Stated goal>
Filter the listing and keep only the lines with the word "true".

— Start Recorded information —

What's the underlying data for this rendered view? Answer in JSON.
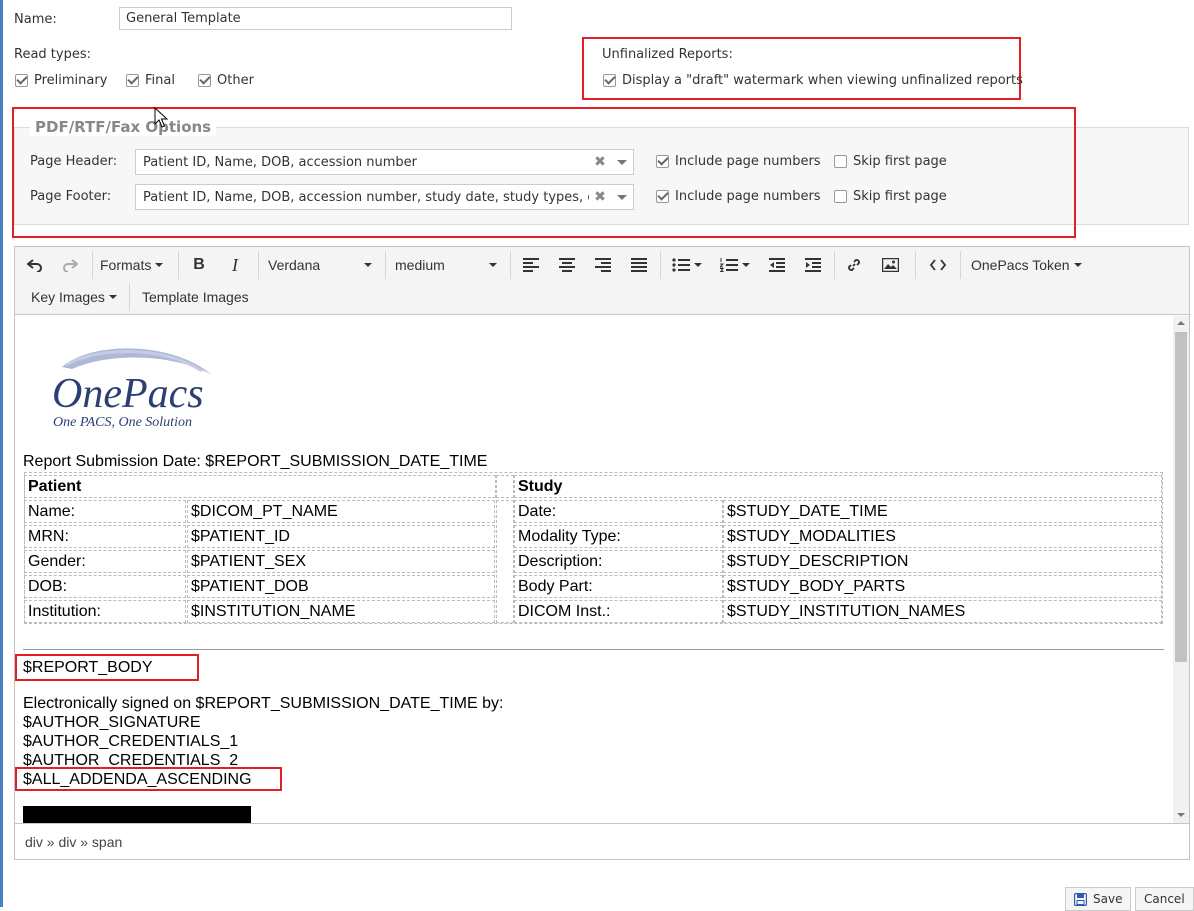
{
  "form": {
    "name_label": "Name:",
    "name_value": "General Template",
    "read_types_label": "Read types:",
    "read_types": [
      {
        "label": "Preliminary",
        "checked": true
      },
      {
        "label": "Final",
        "checked": true
      },
      {
        "label": "Other",
        "checked": true
      }
    ],
    "unfinalized_label": "Unfinalized Reports:",
    "watermark_label": "Display a \"draft\" watermark when viewing unfinalized reports",
    "watermark_checked": true
  },
  "pdf_options": {
    "legend": "PDF/RTF/Fax Options",
    "header_label": "Page Header:",
    "header_value": "Patient ID, Name, DOB, accession number",
    "footer_label": "Page Footer:",
    "footer_value": "Patient ID, Name, DOB, accession number, study date, study types, descr",
    "include_page_numbers": "Include page numbers",
    "skip_first_page": "Skip first page",
    "header_include_checked": true,
    "header_skip_checked": false,
    "footer_include_checked": true,
    "footer_skip_checked": false
  },
  "toolbar": {
    "formats": "Formats",
    "bold": "B",
    "italic": "I",
    "font_family": "Verdana",
    "font_size": "medium",
    "token": "OnePacs Token",
    "key_images": "Key Images",
    "template_images": "Template Images"
  },
  "logo": {
    "brand": "OnePacs",
    "tagline": "One PACS, One Solution"
  },
  "document": {
    "submission_line": "Report Submission Date: $REPORT_SUBMISSION_DATE_TIME",
    "patient_header": "Patient",
    "study_header": "Study",
    "patient_rows": [
      {
        "label": "Name:",
        "value": "$DICOM_PT_NAME"
      },
      {
        "label": "MRN:",
        "value": "$PATIENT_ID"
      },
      {
        "label": "Gender:",
        "value": "$PATIENT_SEX"
      },
      {
        "label": "DOB:",
        "value": "$PATIENT_DOB"
      },
      {
        "label": "Institution:",
        "value": "$INSTITUTION_NAME"
      }
    ],
    "study_rows": [
      {
        "label": "Date:",
        "value": "$STUDY_DATE_TIME"
      },
      {
        "label": "Modality Type:",
        "value": "$STUDY_MODALITIES"
      },
      {
        "label": "Description:",
        "value": "$STUDY_DESCRIPTION"
      },
      {
        "label": "Body Part:",
        "value": "$STUDY_BODY_PARTS"
      },
      {
        "label": "DICOM Inst.:",
        "value": "$STUDY_INSTITUTION_NAMES"
      }
    ],
    "report_body": "$REPORT_BODY",
    "signed_line": "Electronically signed on $REPORT_SUBMISSION_DATE_TIME by:",
    "author_signature": "$AUTHOR_SIGNATURE",
    "author_credentials_1": "$AUTHOR_CREDENTIALS_1",
    "author_credentials_2": "$AUTHOR_CREDENTIALS_2",
    "all_addenda": "$ALL_ADDENDA_ASCENDING"
  },
  "statusbar": {
    "path": "div » div » span"
  },
  "actions": {
    "save": "Save",
    "cancel": "Cancel"
  },
  "colors": {
    "highlight_border": "#e21f26",
    "logo_blue": "#2b3f73"
  }
}
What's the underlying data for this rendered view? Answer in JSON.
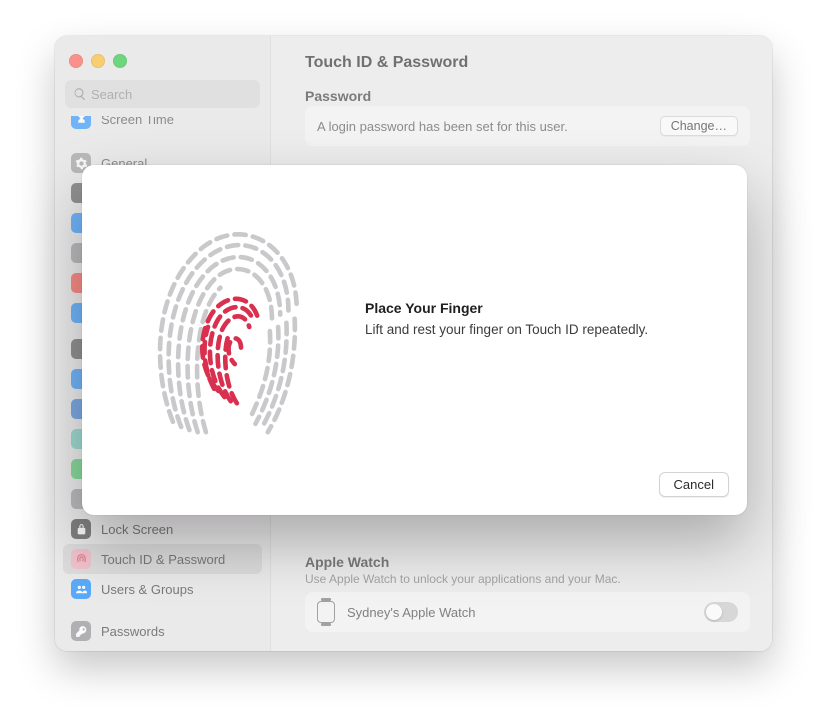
{
  "header": {
    "title": "Touch ID & Password"
  },
  "search": {
    "placeholder": "Search"
  },
  "sidebar": {
    "items": [
      {
        "label": "Screen Time"
      },
      {
        "label": "General"
      },
      {
        "label": ""
      },
      {
        "label": ""
      },
      {
        "label": ""
      },
      {
        "label": ""
      },
      {
        "label": ""
      },
      {
        "label": ""
      },
      {
        "label": ""
      },
      {
        "label": ""
      },
      {
        "label": ""
      },
      {
        "label": ""
      },
      {
        "label": ""
      },
      {
        "label": "Lock Screen"
      },
      {
        "label": "Touch ID & Password"
      },
      {
        "label": "Users & Groups"
      },
      {
        "label": "Passwords"
      }
    ]
  },
  "password_section": {
    "title": "Password",
    "desc": "A login password has been set for this user.",
    "change_label": "Change…"
  },
  "watch_section": {
    "title": "Apple Watch",
    "sub": "Use Apple Watch to unlock your applications and your Mac.",
    "device": "Sydney's Apple Watch",
    "toggle_on": false
  },
  "sheet": {
    "title": "Place Your Finger",
    "desc": "Lift and rest your finger on Touch ID repeatedly.",
    "cancel_label": "Cancel"
  },
  "colors": {
    "fp_accent": "#d9304f",
    "fp_grey": "#c9c9cb"
  }
}
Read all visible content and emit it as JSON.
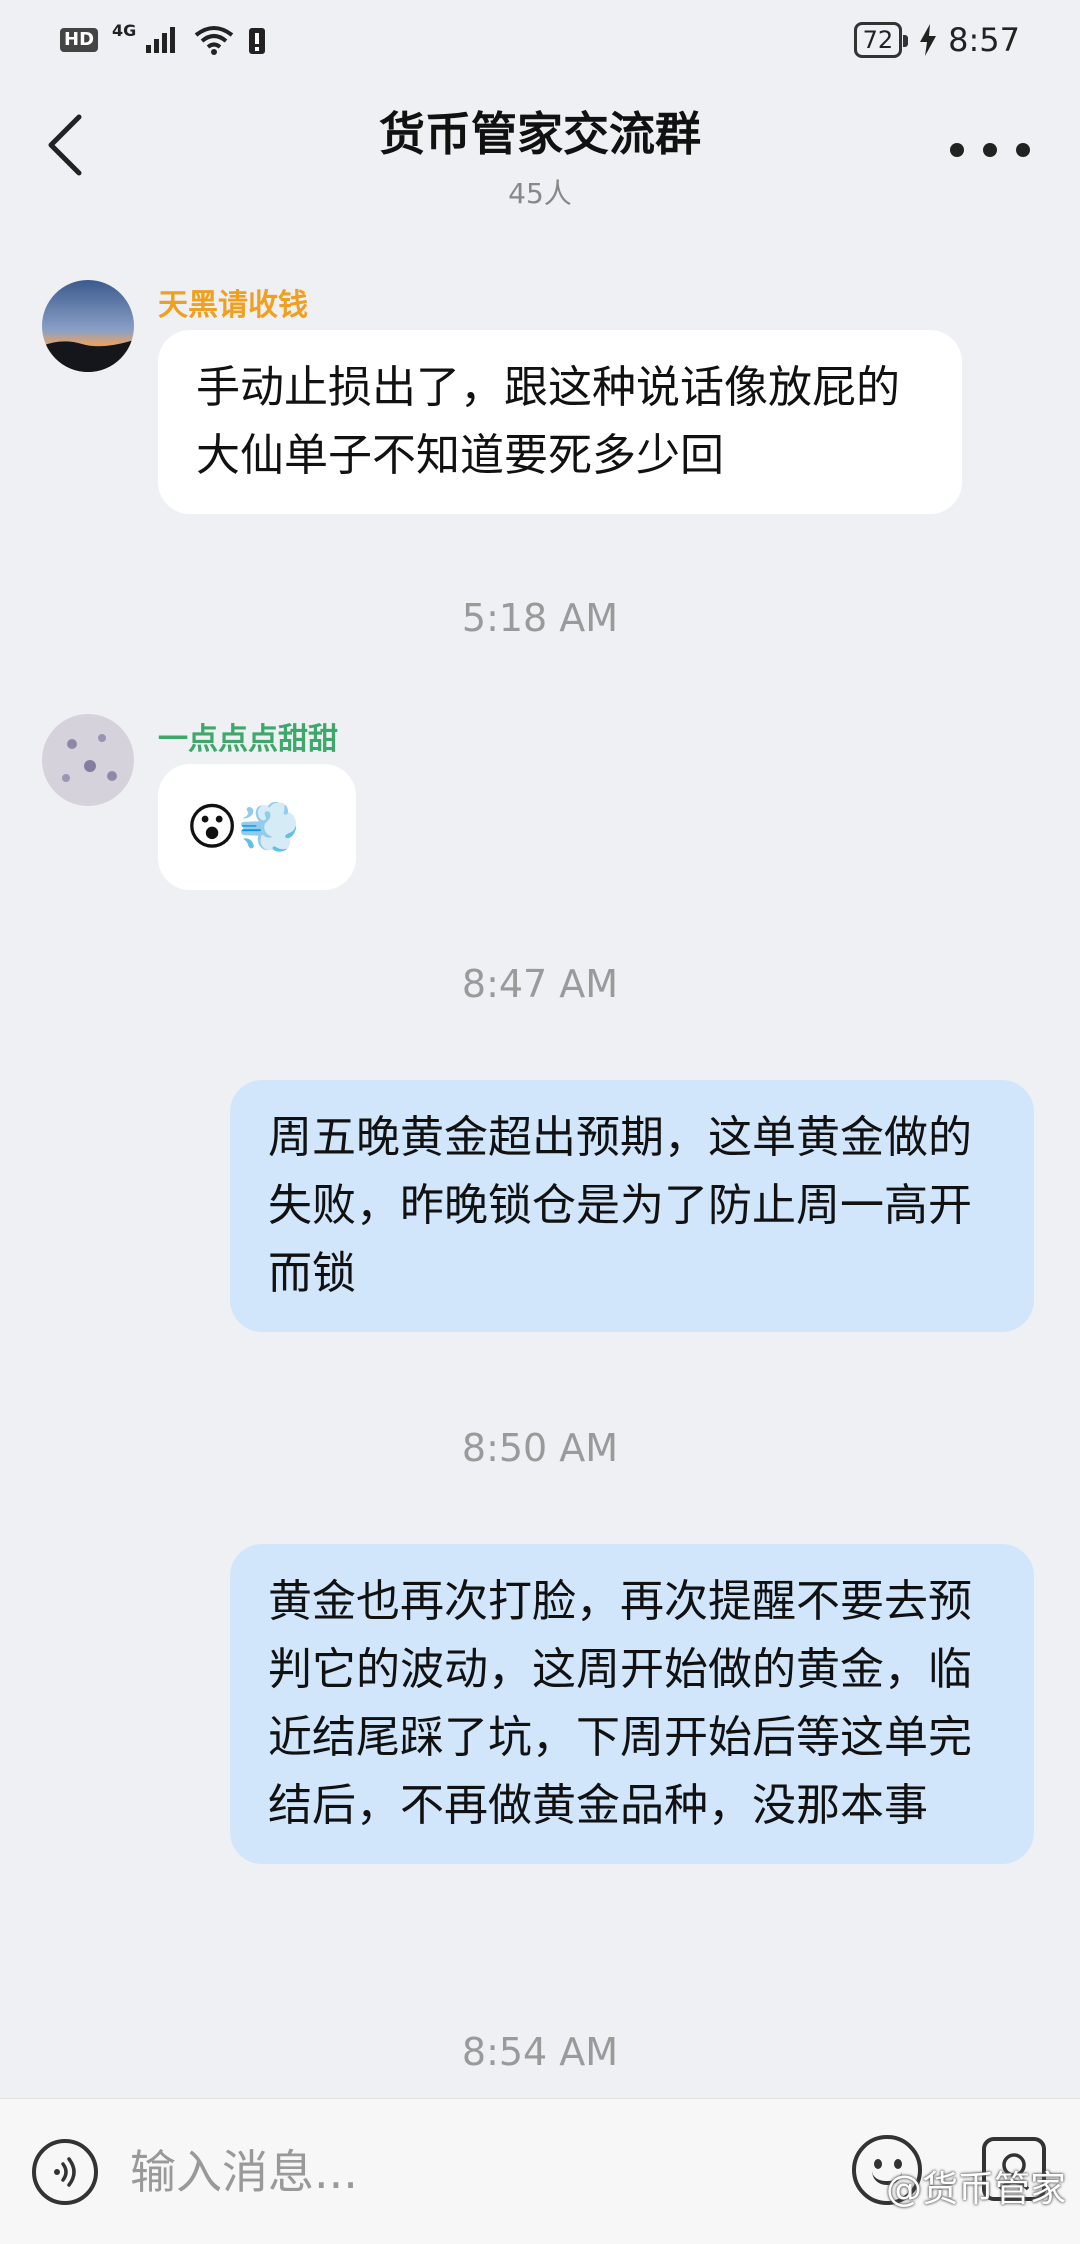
{
  "status_bar": {
    "hd": "HD",
    "network": "4G",
    "battery": "72",
    "time": "8:57"
  },
  "header": {
    "title": "货币管家交流群",
    "member_count": "45人"
  },
  "messages": [
    {
      "sender": "天黑请收钱",
      "sender_color": "#f0a020",
      "text": "手动止损出了，跟这种说话像放屁的大仙单子不知道要死多少回"
    },
    {
      "timestamp": "5:18 AM"
    },
    {
      "sender": "一点点点甜甜",
      "sender_color": "#3ea86a",
      "emoji": "😮💨"
    },
    {
      "timestamp": "8:47 AM"
    },
    {
      "text": "周五晚黄金超出预期，这单黄金做的失败，昨晚锁仓是为了防止周一高开而锁"
    },
    {
      "timestamp": "8:50 AM"
    },
    {
      "text": "黄金也再次打脸，再次提醒不要去预判它的波动，这周开始做的黄金，临近结尾踩了坑，下周开始后等这单完结后，不再做黄金品种，没那本事"
    },
    {
      "timestamp": "8:54 AM"
    }
  ],
  "input": {
    "placeholder": "输入消息..."
  },
  "watermark": "@货币管家",
  "icons": {
    "back": "back-arrow-icon",
    "more": "more-dots-icon",
    "voice": "voice-icon",
    "emoji": "emoji-icon",
    "image": "image-icon"
  }
}
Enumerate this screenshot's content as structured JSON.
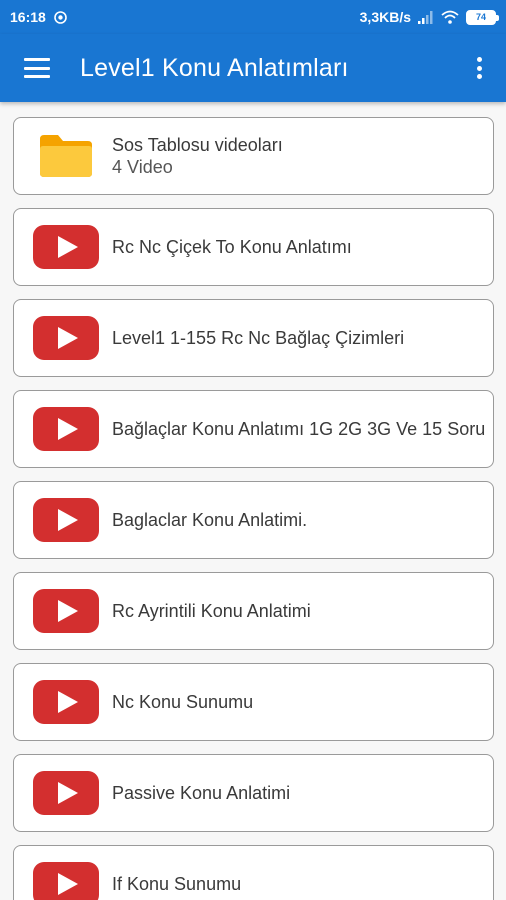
{
  "status_bar": {
    "time": "16:18",
    "network_speed": "3,3KB/s",
    "battery": "74"
  },
  "app_bar": {
    "title": "Level1 Konu Anlatımları"
  },
  "items": [
    {
      "type": "folder",
      "title": "Sos Tablosu videoları",
      "subtitle": "4 Video",
      "icon": "folder-icon"
    },
    {
      "type": "video",
      "title": "Rc Nc Çiçek To Konu Anlatımı",
      "icon": "youtube-play-icon"
    },
    {
      "type": "video",
      "title": "Level1 1-155 Rc Nc Bağlaç Çizimleri",
      "icon": "youtube-play-icon"
    },
    {
      "type": "video",
      "title": "Bağlaçlar Konu Anlatımı 1G 2G 3G Ve 15 Soru",
      "icon": "youtube-play-icon"
    },
    {
      "type": "video",
      "title": "Baglaclar Konu Anlatimi.",
      "icon": "youtube-play-icon"
    },
    {
      "type": "video",
      "title": "Rc Ayrintili Konu Anlatimi",
      "icon": "youtube-play-icon"
    },
    {
      "type": "video",
      "title": "Nc Konu Sunumu",
      "icon": "youtube-play-icon"
    },
    {
      "type": "video",
      "title": "Passive Konu Anlatimi",
      "icon": "youtube-play-icon"
    },
    {
      "type": "video",
      "title": "If Konu Sunumu",
      "icon": "youtube-play-icon"
    }
  ],
  "colors": {
    "primary": "#1976d2",
    "play_red": "#d32f2f",
    "folder_yellow": "#fbbf24"
  }
}
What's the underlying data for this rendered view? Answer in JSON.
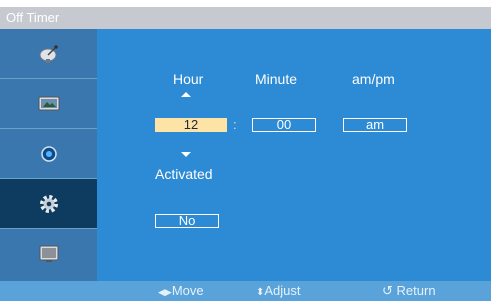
{
  "title": "Off Timer",
  "sidebar": {
    "items": [
      {
        "icon": "satellite-dish-icon"
      },
      {
        "icon": "picture-icon"
      },
      {
        "icon": "sound-icon"
      },
      {
        "icon": "gear-icon",
        "selected": true
      },
      {
        "icon": "multi-screen-icon"
      }
    ]
  },
  "timer": {
    "hour_label": "Hour",
    "minute_label": "Minute",
    "ampm_label": "am/pm",
    "hour_value": "12",
    "separator": ":",
    "minute_value": "00",
    "ampm_value": "am",
    "activated_label": "Activated",
    "activated_value": "No"
  },
  "footer": {
    "move": "Move",
    "adjust": "Adjust",
    "return": "Return"
  },
  "colors": {
    "title_bar": "#c7c9d1",
    "sidebar": "#3a77ae",
    "sidebar_selected": "#0e3b60",
    "main_panel": "#2d8ad4",
    "footer": "#5aa3da",
    "active_field": "#fde3a6"
  }
}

— End Recorded information —

Exercise result>
        "checked": true
        "checked": true
        "checked": true
    "watermark_checked": true
    "header_include_checked": true,
    "footer_include_checked": true,
        "selected": true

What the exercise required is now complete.